● Figure contents as structured data

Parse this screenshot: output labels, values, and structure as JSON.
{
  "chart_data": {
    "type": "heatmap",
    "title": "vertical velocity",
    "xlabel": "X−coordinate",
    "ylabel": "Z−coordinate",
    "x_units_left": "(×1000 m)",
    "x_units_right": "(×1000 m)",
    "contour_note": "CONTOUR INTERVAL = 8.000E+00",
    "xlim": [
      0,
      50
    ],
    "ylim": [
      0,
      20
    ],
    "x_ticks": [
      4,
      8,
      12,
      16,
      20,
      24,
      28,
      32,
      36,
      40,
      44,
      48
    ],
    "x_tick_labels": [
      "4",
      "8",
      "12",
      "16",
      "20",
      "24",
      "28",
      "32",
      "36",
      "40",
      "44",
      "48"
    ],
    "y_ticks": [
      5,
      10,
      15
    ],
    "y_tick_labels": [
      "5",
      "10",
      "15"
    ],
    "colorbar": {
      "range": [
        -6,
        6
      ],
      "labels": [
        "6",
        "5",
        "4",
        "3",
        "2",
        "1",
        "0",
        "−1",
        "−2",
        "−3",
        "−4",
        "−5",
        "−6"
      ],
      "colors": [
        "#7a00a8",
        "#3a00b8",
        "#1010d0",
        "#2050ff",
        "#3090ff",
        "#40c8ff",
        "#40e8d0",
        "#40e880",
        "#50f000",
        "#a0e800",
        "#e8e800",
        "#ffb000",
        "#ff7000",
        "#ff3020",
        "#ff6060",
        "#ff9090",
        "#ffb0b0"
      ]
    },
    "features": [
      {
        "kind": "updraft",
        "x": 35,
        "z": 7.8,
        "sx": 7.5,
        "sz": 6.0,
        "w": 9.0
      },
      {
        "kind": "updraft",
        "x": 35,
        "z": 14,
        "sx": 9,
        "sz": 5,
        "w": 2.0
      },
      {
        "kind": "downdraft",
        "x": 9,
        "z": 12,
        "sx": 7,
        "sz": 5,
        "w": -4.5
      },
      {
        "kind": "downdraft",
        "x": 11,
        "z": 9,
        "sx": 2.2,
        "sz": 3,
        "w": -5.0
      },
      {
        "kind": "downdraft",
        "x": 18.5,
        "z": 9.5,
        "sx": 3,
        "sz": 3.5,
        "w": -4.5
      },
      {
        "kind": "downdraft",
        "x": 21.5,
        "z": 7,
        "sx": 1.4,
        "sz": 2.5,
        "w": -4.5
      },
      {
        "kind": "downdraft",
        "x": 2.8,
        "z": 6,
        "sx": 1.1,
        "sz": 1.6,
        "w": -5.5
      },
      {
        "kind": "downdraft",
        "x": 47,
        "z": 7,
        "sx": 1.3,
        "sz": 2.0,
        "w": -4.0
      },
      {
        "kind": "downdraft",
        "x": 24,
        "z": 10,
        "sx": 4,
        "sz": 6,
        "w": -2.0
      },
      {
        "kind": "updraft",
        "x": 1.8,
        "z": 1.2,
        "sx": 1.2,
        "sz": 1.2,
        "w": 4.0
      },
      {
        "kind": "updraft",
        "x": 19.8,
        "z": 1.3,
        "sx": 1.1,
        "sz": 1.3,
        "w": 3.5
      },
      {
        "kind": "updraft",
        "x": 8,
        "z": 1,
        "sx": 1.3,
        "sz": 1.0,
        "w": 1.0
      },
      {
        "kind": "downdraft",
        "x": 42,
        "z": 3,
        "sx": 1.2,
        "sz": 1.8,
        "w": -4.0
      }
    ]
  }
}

● WHAT YOU SHOULD DO
From the first line to the last, please quote the material above exactly.

● EXERCISE OUTPUT
Parse this screenshot: output labels, values, and structure as JSON.
{
  "chart_data": {
    "type": "heatmap",
    "title": "vertical velocity",
    "xlabel": "X−coordinate",
    "ylabel": "Z−coordinate",
    "x_units_left": "(×1000 m)",
    "x_units_right": "(×1000 m)",
    "contour_note": "CONTOUR INTERVAL = 8.000E+00",
    "xlim": [
      0,
      50
    ],
    "ylim": [
      0,
      20
    ],
    "x_ticks": [
      4,
      8,
      12,
      16,
      20,
      24,
      28,
      32,
      36,
      40,
      44,
      48
    ],
    "x_tick_labels": [
      "4",
      "8",
      "12",
      "16",
      "20",
      "24",
      "28",
      "32",
      "36",
      "40",
      "44",
      "48"
    ],
    "y_ticks": [
      5,
      10,
      15
    ],
    "y_tick_labels": [
      "5",
      "10",
      "15"
    ],
    "colorbar": {
      "range": [
        -6,
        6
      ],
      "labels": [
        "6",
        "5",
        "4",
        "3",
        "2",
        "1",
        "0",
        "−1",
        "−2",
        "−3",
        "−4",
        "−5",
        "−6"
      ],
      "colors": [
        "#7a00a8",
        "#3a00b8",
        "#1010d0",
        "#2050ff",
        "#3090ff",
        "#40c8ff",
        "#40e8d0",
        "#40e880",
        "#50f000",
        "#a0e800",
        "#e8e800",
        "#ffb000",
        "#ff7000",
        "#ff3020",
        "#ff6060",
        "#ff9090",
        "#ffb0b0"
      ]
    },
    "features": [
      {
        "kind": "updraft",
        "x": 35,
        "z": 7.8,
        "sx": 7.5,
        "sz": 6.0,
        "w": 9.0
      },
      {
        "kind": "updraft",
        "x": 35,
        "z": 14,
        "sx": 9,
        "sz": 5,
        "w": 2.0
      },
      {
        "kind": "downdraft",
        "x": 9,
        "z": 12,
        "sx": 7,
        "sz": 5,
        "w": -4.5
      },
      {
        "kind": "downdraft",
        "x": 11,
        "z": 9,
        "sx": 2.2,
        "sz": 3,
        "w": -5.0
      },
      {
        "kind": "downdraft",
        "x": 18.5,
        "z": 9.5,
        "sx": 3,
        "sz": 3.5,
        "w": -4.5
      },
      {
        "kind": "downdraft",
        "x": 21.5,
        "z": 7,
        "sx": 1.4,
        "sz": 2.5,
        "w": -4.5
      },
      {
        "kind": "downdraft",
        "x": 2.8,
        "z": 6,
        "sx": 1.1,
        "sz": 1.6,
        "w": -5.5
      },
      {
        "kind": "downdraft",
        "x": 47,
        "z": 7,
        "sx": 1.3,
        "sz": 2.0,
        "w": -4.0
      },
      {
        "kind": "downdraft",
        "x": 24,
        "z": 10,
        "sx": 4,
        "sz": 6,
        "w": -2.0
      },
      {
        "kind": "updraft",
        "x": 1.8,
        "z": 1.2,
        "sx": 1.2,
        "sz": 1.2,
        "w": 4.0
      },
      {
        "kind": "updraft",
        "x": 19.8,
        "z": 1.3,
        "sx": 1.1,
        "sz": 1.3,
        "w": 3.5
      },
      {
        "kind": "updraft",
        "x": 8,
        "z": 1,
        "sx": 1.3,
        "sz": 1.0,
        "w": 1.0
      },
      {
        "kind": "downdraft",
        "x": 42,
        "z": 3,
        "sx": 1.2,
        "sz": 1.8,
        "w": -4.0
      }
    ]
  }
}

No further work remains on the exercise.